TO DO: Collect from the data below each line with "заявки".

:: PROVIDED INFORMATION

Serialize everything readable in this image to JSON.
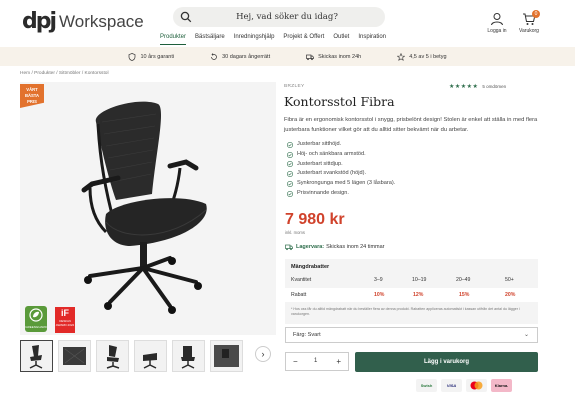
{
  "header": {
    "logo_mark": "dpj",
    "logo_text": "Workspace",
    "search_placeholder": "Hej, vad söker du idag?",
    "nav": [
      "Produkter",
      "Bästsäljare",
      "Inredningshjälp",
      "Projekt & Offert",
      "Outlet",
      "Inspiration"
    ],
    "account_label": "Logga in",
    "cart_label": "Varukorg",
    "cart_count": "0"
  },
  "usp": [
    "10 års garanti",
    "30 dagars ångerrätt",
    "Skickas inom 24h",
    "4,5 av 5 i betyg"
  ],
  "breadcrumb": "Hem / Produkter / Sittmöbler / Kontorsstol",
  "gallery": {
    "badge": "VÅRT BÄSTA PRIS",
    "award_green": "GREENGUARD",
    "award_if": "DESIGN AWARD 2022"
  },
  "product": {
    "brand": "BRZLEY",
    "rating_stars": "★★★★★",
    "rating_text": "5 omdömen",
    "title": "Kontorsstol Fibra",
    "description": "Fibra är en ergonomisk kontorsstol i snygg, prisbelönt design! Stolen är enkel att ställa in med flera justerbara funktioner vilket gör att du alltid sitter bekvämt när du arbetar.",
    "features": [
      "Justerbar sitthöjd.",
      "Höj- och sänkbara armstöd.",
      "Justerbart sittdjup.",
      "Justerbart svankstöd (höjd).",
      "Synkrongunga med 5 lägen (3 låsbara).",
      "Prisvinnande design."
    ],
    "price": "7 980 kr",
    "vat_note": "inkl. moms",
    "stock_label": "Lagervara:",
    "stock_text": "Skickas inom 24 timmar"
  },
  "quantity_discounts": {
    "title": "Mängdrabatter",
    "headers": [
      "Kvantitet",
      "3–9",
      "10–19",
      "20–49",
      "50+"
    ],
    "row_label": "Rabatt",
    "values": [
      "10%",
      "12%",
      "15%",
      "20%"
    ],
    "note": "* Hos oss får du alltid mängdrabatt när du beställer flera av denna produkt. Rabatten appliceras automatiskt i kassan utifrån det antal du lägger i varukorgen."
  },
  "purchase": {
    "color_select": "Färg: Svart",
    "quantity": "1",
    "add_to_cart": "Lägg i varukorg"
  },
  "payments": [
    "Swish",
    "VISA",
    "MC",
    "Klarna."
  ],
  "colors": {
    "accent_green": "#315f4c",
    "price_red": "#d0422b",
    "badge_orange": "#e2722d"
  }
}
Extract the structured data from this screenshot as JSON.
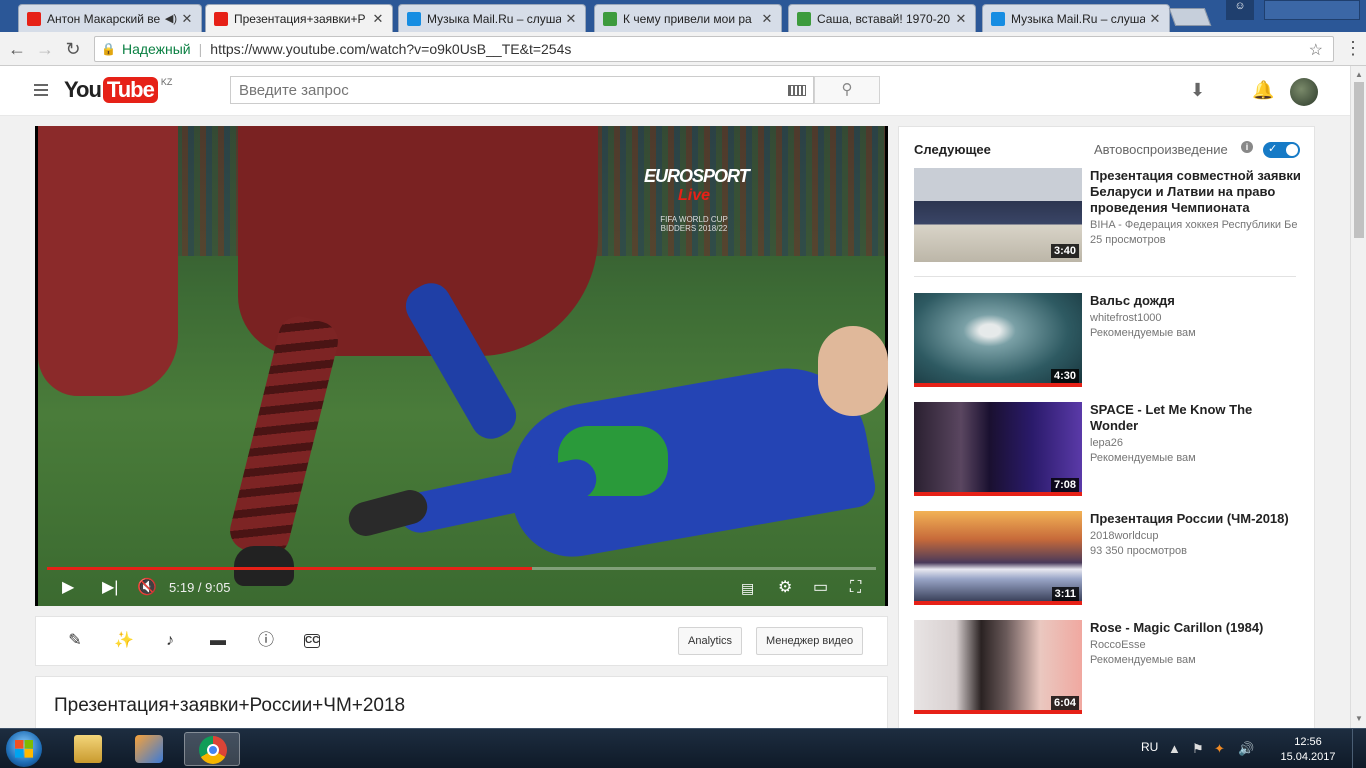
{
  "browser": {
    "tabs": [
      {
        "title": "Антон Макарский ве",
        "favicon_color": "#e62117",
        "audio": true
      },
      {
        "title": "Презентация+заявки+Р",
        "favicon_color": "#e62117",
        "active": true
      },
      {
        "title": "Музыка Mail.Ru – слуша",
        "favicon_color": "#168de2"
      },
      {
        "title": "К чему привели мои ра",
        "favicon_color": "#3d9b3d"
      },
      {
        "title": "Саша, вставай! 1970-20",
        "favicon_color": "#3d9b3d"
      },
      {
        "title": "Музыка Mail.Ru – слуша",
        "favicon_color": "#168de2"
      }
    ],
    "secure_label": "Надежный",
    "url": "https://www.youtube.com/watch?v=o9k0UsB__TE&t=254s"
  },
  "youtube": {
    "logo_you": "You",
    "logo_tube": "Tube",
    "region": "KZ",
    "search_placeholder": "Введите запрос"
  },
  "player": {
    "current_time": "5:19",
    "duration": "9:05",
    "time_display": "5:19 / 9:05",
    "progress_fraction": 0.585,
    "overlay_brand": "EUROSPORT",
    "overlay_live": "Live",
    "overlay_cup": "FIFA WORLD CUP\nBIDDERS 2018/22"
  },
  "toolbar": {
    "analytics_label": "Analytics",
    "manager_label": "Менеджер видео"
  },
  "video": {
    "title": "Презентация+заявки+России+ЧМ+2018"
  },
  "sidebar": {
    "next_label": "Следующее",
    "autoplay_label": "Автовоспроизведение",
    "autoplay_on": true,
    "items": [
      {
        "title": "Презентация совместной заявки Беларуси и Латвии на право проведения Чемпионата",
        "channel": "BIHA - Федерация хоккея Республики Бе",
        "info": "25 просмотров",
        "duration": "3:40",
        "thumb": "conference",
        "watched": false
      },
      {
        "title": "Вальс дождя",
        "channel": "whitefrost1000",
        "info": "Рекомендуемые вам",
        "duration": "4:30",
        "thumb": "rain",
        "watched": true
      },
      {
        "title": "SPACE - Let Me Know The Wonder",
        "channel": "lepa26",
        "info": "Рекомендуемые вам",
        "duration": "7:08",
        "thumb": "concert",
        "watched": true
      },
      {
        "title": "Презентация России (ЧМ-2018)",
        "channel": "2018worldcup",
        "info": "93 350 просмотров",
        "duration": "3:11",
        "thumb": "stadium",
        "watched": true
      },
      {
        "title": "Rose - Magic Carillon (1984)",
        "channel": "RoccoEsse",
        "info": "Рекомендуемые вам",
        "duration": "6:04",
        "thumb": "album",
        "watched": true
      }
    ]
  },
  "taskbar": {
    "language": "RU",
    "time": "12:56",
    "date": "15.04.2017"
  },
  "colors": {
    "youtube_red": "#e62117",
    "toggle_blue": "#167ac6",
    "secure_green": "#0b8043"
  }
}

::::
:: PROVIDED INFORMATION

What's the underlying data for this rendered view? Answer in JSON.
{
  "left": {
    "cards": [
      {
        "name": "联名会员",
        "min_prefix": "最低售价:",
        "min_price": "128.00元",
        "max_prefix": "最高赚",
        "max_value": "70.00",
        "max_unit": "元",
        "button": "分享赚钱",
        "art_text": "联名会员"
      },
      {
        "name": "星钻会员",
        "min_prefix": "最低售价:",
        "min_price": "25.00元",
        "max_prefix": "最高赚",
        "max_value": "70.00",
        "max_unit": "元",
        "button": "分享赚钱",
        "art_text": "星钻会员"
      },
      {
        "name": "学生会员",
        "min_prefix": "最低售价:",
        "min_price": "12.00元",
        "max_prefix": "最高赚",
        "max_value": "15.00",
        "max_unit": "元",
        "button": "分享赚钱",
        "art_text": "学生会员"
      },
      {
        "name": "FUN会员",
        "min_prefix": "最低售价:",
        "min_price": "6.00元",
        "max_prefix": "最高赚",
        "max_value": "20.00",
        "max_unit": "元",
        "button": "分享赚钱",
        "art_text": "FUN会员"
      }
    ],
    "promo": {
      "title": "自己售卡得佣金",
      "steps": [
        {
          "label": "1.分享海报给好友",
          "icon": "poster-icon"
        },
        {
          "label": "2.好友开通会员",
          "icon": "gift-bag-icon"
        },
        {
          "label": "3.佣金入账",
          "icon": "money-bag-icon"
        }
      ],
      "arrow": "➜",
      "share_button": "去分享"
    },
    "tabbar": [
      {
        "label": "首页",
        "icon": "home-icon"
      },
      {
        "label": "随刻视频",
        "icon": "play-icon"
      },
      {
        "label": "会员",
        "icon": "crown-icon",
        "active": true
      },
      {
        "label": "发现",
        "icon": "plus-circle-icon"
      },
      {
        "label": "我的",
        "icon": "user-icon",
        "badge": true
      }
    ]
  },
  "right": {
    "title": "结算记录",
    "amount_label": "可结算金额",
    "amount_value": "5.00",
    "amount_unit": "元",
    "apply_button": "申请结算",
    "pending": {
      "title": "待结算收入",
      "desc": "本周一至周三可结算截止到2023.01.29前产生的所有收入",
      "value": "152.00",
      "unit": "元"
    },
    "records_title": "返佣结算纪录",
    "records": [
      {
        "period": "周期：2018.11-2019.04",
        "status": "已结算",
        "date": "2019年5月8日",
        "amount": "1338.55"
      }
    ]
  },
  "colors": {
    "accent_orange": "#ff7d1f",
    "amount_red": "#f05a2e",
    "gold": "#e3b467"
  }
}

::::

TASK ANSWER:
        "title": "Презентация+заявки+Р",
    "title": "Презентация+заявки+России+ЧМ+2018"
        "title": "Презентация совместной заявки Беларуси и Латвии на право проведения Чемпионата",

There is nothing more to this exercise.